THE TASK: Please copy every line of the listing below verbatim, omitting the picture.

# start of SOURCE DATA

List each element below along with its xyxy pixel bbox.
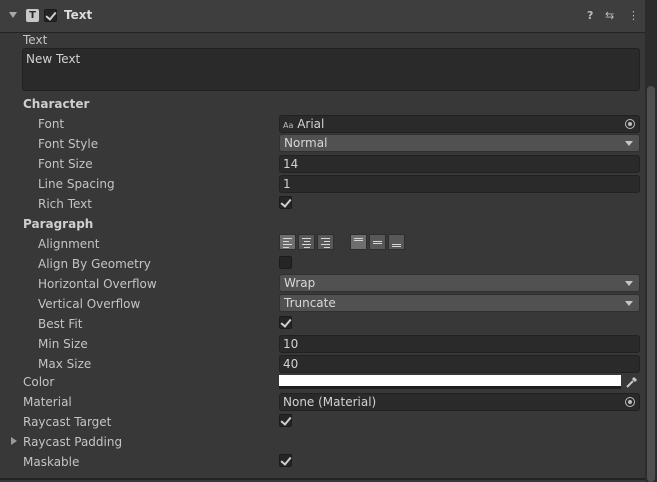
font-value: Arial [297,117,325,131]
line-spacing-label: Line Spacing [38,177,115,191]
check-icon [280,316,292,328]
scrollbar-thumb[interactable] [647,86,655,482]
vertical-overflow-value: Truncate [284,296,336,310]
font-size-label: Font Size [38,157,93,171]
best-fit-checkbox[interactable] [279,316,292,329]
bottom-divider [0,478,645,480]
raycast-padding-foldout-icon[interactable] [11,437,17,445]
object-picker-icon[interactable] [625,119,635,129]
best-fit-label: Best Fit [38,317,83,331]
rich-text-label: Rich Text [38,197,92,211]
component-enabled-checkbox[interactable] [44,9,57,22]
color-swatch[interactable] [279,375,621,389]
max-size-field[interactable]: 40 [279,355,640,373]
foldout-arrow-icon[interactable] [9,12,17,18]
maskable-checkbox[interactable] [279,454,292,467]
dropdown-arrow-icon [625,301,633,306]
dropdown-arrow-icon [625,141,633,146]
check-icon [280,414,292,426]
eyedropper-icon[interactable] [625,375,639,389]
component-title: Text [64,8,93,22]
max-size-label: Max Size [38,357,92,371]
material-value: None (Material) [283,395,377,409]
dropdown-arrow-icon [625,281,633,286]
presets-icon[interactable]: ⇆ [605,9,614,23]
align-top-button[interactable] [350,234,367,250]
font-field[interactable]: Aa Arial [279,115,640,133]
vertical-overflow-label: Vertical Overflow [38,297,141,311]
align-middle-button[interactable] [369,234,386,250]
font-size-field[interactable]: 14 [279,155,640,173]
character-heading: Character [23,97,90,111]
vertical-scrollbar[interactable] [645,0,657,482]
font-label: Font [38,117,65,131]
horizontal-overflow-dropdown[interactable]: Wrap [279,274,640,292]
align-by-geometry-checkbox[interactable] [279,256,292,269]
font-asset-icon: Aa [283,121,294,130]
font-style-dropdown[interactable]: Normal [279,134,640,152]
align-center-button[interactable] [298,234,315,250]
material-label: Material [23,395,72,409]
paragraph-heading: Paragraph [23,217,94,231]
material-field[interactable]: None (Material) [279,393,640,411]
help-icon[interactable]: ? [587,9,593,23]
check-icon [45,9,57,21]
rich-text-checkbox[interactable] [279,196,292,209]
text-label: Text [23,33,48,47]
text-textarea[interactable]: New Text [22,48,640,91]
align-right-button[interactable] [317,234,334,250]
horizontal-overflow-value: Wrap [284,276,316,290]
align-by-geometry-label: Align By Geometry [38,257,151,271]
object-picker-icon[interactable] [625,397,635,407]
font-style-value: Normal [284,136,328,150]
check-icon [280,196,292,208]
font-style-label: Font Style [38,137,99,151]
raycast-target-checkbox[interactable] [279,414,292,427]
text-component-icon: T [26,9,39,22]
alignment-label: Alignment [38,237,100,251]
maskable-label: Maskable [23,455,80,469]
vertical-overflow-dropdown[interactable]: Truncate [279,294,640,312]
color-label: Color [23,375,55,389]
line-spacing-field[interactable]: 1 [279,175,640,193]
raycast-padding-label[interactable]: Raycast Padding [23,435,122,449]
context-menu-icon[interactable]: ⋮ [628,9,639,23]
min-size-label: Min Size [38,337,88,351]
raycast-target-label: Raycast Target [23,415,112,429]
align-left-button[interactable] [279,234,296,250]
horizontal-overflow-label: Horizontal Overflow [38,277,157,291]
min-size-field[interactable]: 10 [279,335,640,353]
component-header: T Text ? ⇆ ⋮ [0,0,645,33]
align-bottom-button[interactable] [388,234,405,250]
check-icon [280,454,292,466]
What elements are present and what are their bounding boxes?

# end of SOURCE DATA

SOLUTION:
List each element below along with its xyxy pixel bbox.
font-value: Arial [297,117,325,131]
line-spacing-label: Line Spacing [38,177,115,191]
check-icon [280,316,292,328]
scrollbar-thumb[interactable] [647,86,655,482]
vertical-overflow-value: Truncate [284,296,336,310]
font-size-label: Font Size [38,157,93,171]
best-fit-checkbox[interactable] [279,316,292,329]
bottom-divider [0,478,645,480]
raycast-padding-foldout-icon[interactable] [11,437,17,445]
object-picker-icon[interactable] [625,119,635,129]
best-fit-label: Best Fit [38,317,83,331]
rich-text-label: Rich Text [38,197,92,211]
component-enabled-checkbox[interactable] [44,9,57,22]
color-swatch[interactable] [279,375,621,389]
max-size-field[interactable]: 40 [279,355,640,373]
foldout-arrow-icon[interactable] [9,12,17,18]
maskable-checkbox[interactable] [279,454,292,467]
dropdown-arrow-icon [625,301,633,306]
dropdown-arrow-icon [625,141,633,146]
check-icon [280,414,292,426]
eyedropper-icon[interactable] [625,375,639,389]
component-title: Text [64,8,93,22]
max-size-label: Max Size [38,357,92,371]
material-value: None (Material) [283,395,377,409]
dropdown-arrow-icon [625,281,633,286]
presets-icon[interactable]: ⇆ [605,9,614,23]
align-top-button[interactable] [350,234,367,250]
font-field[interactable]: Aa Arial [279,115,640,133]
vertical-overflow-label: Vertical Overflow [38,297,141,311]
align-middle-button[interactable] [369,234,386,250]
font-size-field[interactable]: 14 [279,155,640,173]
character-heading: Character [23,97,90,111]
vertical-scrollbar[interactable] [645,0,657,482]
font-label: Font [38,117,65,131]
horizontal-overflow-dropdown[interactable]: Wrap [279,274,640,292]
align-by-geometry-checkbox[interactable] [279,256,292,269]
font-asset-icon: Aa [283,121,294,130]
font-style-dropdown[interactable]: Normal [279,134,640,152]
align-center-button[interactable] [298,234,315,250]
material-label: Material [23,395,72,409]
paragraph-heading: Paragraph [23,217,94,231]
material-field[interactable]: None (Material) [279,393,640,411]
help-icon[interactable]: ? [587,9,593,23]
check-icon [45,9,57,21]
rich-text-checkbox[interactable] [279,196,292,209]
text-label: Text [23,33,48,47]
text-textarea[interactable]: New Text [22,48,640,91]
align-right-button[interactable] [317,234,334,250]
horizontal-overflow-value: Wrap [284,276,316,290]
align-by-geometry-label: Align By Geometry [38,257,151,271]
object-picker-icon[interactable] [625,397,635,407]
font-style-value: Normal [284,136,328,150]
check-icon [280,196,292,208]
font-style-label: Font Style [38,137,99,151]
raycast-target-checkbox[interactable] [279,414,292,427]
text-component-icon: T [26,9,39,22]
alignment-label: Alignment [38,237,100,251]
maskable-label: Maskable [23,455,80,469]
vertical-overflow-dropdown[interactable]: Truncate [279,294,640,312]
color-label: Color [23,375,55,389]
line-spacing-field[interactable]: 1 [279,175,640,193]
raycast-padding-label[interactable]: Raycast Padding [23,435,122,449]
context-menu-icon[interactable]: ⋮ [628,9,639,23]
min-size-label: Min Size [38,337,88,351]
raycast-target-label: Raycast Target [23,415,112,429]
align-left-button[interactable] [279,234,296,250]
horizontal-overflow-label: Horizontal Overflow [38,277,157,291]
min-size-field[interactable]: 10 [279,335,640,353]
component-header: T Text ? ⇆ ⋮ [0,0,645,33]
align-bottom-button[interactable] [388,234,405,250]
check-icon [280,454,292,466]
What elements are present and what are their bounding boxes?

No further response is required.